• WORK REQUEST: All of the entries below should be returned verbatim, apart from the pictures.

• DATASET EXCERPTS:
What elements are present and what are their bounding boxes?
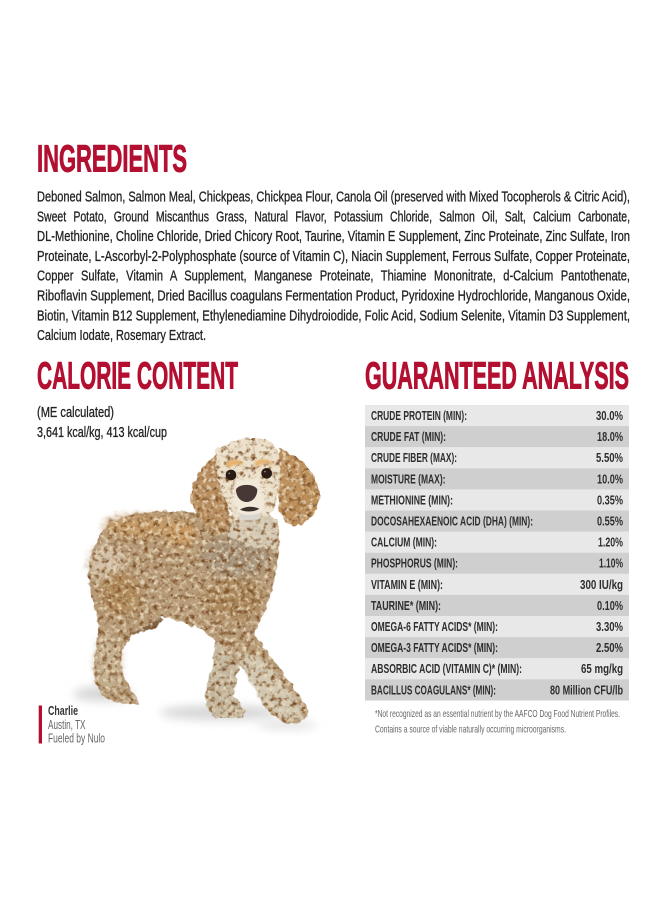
dog face — [226, 459, 274, 520]
guaranteed analysis table: ABSORBIC ACID (VITAMIN C)* (MIN): — [371, 661, 522, 676]
guaranteed analysis table — [365, 405, 629, 700]
calorie content text: 3,641 kcal/kg, 413 kcal/cup — [37, 424, 167, 441]
heading: calorie content: CALORIE CONTENT — [37, 356, 238, 398]
guaranteed analysis table: CRUDE PROTEIN (MIN): — [371, 408, 467, 423]
guaranteed analysis table: OMEGA-3 FATTY ACIDS* (MIN): — [371, 640, 498, 655]
caption line: Fueled by Nulo — [48, 732, 105, 746]
guaranteed analysis table: 3.30% — [596, 619, 623, 634]
guaranteed analysis table: CRUDE FAT (MIN): — [371, 429, 446, 444]
guaranteed analysis table: MOISTURE (MAX): — [371, 471, 446, 486]
guaranteed analysis table: TAURINE* (MIN): — [371, 598, 441, 613]
caption: dog name — [39, 704, 105, 746]
guaranteed analysis table: 1.20% — [598, 535, 623, 550]
dog photo illustration — [73, 438, 320, 729]
guaranteed analysis table: 18.0% — [597, 429, 623, 444]
guaranteed analysis table: BACILLUS COAGULANS* (MIN): — [371, 682, 496, 697]
guaranteed analysis table: 1.10% — [599, 556, 623, 571]
guaranteed analysis table: METHIONINE (MIN): — [371, 492, 453, 507]
guaranteed analysis table: DOCOSAHEXAENOIC ACID (DHA) (MIN): — [371, 514, 533, 528]
guaranteed analysis table: VITAMIN E (MIN): — [371, 577, 443, 592]
caption name: Charlie — [48, 704, 78, 718]
calorie content text — [37, 404, 167, 441]
guaranteed analysis table: 300 IU/kg — [580, 577, 623, 592]
guaranteed analysis table: PHOSPHORUS (MIN): — [371, 556, 458, 571]
guaranteed analysis table: CRUDE FIBER (MAX): — [371, 450, 457, 465]
guaranteed analysis table: 2.50% — [596, 640, 623, 655]
ingredients text block — [37, 188, 630, 344]
ingredients text block: Calcium Iodate, Rosemary Extract. — [37, 327, 206, 344]
guaranteed analysis table: 65 mg/kg — [581, 661, 623, 676]
guaranteed analysis table: 30.0% — [596, 408, 623, 423]
guaranteed analysis table: OMEGA-6 FATTY ACIDS* (MIN): — [371, 619, 498, 634]
guaranteed analysis table: 10.0% — [597, 471, 623, 486]
guaranteed analysis table: 0.55% — [597, 514, 623, 528]
caption location: Austin, TX — [48, 718, 86, 732]
heading: ingredients: INGREDIENTS — [37, 138, 187, 180]
footnote — [375, 708, 620, 736]
calorie content text: (ME calculated) — [37, 404, 114, 421]
guaranteed analysis table: 0.10% — [597, 598, 623, 613]
guaranteed analysis table: 80 Million CFU/lb — [550, 682, 623, 697]
guaranteed analysis table: 0.35% — [597, 492, 623, 507]
guaranteed analysis table: 5.50% — [596, 450, 623, 465]
guaranteed analysis table: CALCIUM (MIN): — [371, 535, 437, 550]
caption accent bar — [39, 706, 42, 744]
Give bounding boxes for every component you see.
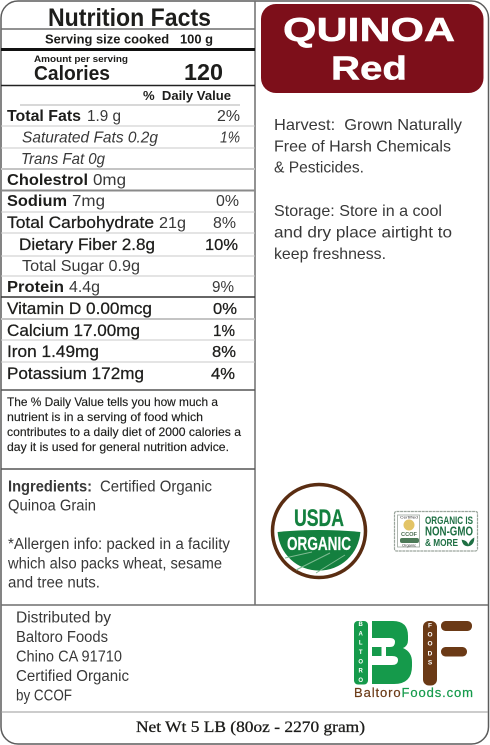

• THE COMPLETED TASK:
What elements are present and what are their bounding boxes?
dog face — [226, 459, 274, 520]
guaranteed analysis table: ABSORBIC ACID (VITAMIN C)* (MIN): — [371, 661, 522, 676]
guaranteed analysis table — [365, 405, 629, 700]
calorie content text: 3,641 kcal/kg, 413 kcal/cup — [37, 424, 167, 441]
heading: calorie content: CALORIE CONTENT — [37, 356, 238, 398]
guaranteed analysis table: CRUDE PROTEIN (MIN): — [371, 408, 467, 423]
guaranteed analysis table: OMEGA-3 FATTY ACIDS* (MIN): — [371, 640, 498, 655]
caption line: Fueled by Nulo — [48, 732, 105, 746]
guaranteed analysis table: 3.30% — [596, 619, 623, 634]
guaranteed analysis table: CRUDE FAT (MIN): — [371, 429, 446, 444]
guaranteed analysis table: MOISTURE (MAX): — [371, 471, 446, 486]
guaranteed analysis table: TAURINE* (MIN): — [371, 598, 441, 613]
caption: dog name — [39, 704, 105, 746]
guaranteed analysis table: 1.20% — [598, 535, 623, 550]
dog photo illustration — [73, 438, 320, 729]
guaranteed analysis table: 18.0% — [597, 429, 623, 444]
guaranteed analysis table: BACILLUS COAGULANS* (MIN): — [371, 682, 496, 697]
guaranteed analysis table: 1.10% — [599, 556, 623, 571]
guaranteed analysis table: METHIONINE (MIN): — [371, 492, 453, 507]
guaranteed analysis table: DOCOSAHEXAENOIC ACID (DHA) (MIN): — [371, 514, 533, 528]
guaranteed analysis table: VITAMIN E (MIN): — [371, 577, 443, 592]
caption name: Charlie — [48, 704, 78, 718]
calorie content text — [37, 404, 167, 441]
guaranteed analysis table: 300 IU/kg — [580, 577, 623, 592]
guaranteed analysis table: PHOSPHORUS (MIN): — [371, 556, 458, 571]
guaranteed analysis table: CRUDE FIBER (MAX): — [371, 450, 457, 465]
guaranteed analysis table: 2.50% — [596, 640, 623, 655]
ingredients text block — [37, 188, 630, 344]
ingredients text block: Calcium Iodate, Rosemary Extract. — [37, 327, 206, 344]
guaranteed analysis table: 65 mg/kg — [581, 661, 623, 676]
guaranteed analysis table: 30.0% — [596, 408, 623, 423]
guaranteed analysis table: OMEGA-6 FATTY ACIDS* (MIN): — [371, 619, 498, 634]
guaranteed analysis table: 10.0% — [597, 471, 623, 486]
guaranteed analysis table: 0.55% — [597, 514, 623, 528]
caption location: Austin, TX — [48, 718, 86, 732]
heading: ingredients: INGREDIENTS — [37, 138, 187, 180]
footnote — [375, 708, 620, 736]
calorie content text: (ME calculated) — [37, 404, 114, 421]
guaranteed analysis table: 0.10% — [597, 598, 623, 613]
guaranteed analysis table: 80 Million CFU/lb — [550, 682, 623, 697]
guaranteed analysis table: 0.35% — [597, 492, 623, 507]
guaranteed analysis table: 5.50% — [596, 450, 623, 465]
guaranteed analysis table: CALCIUM (MIN): — [371, 535, 437, 550]
caption accent bar — [39, 706, 42, 744]
Give bounding boxes for every component you see.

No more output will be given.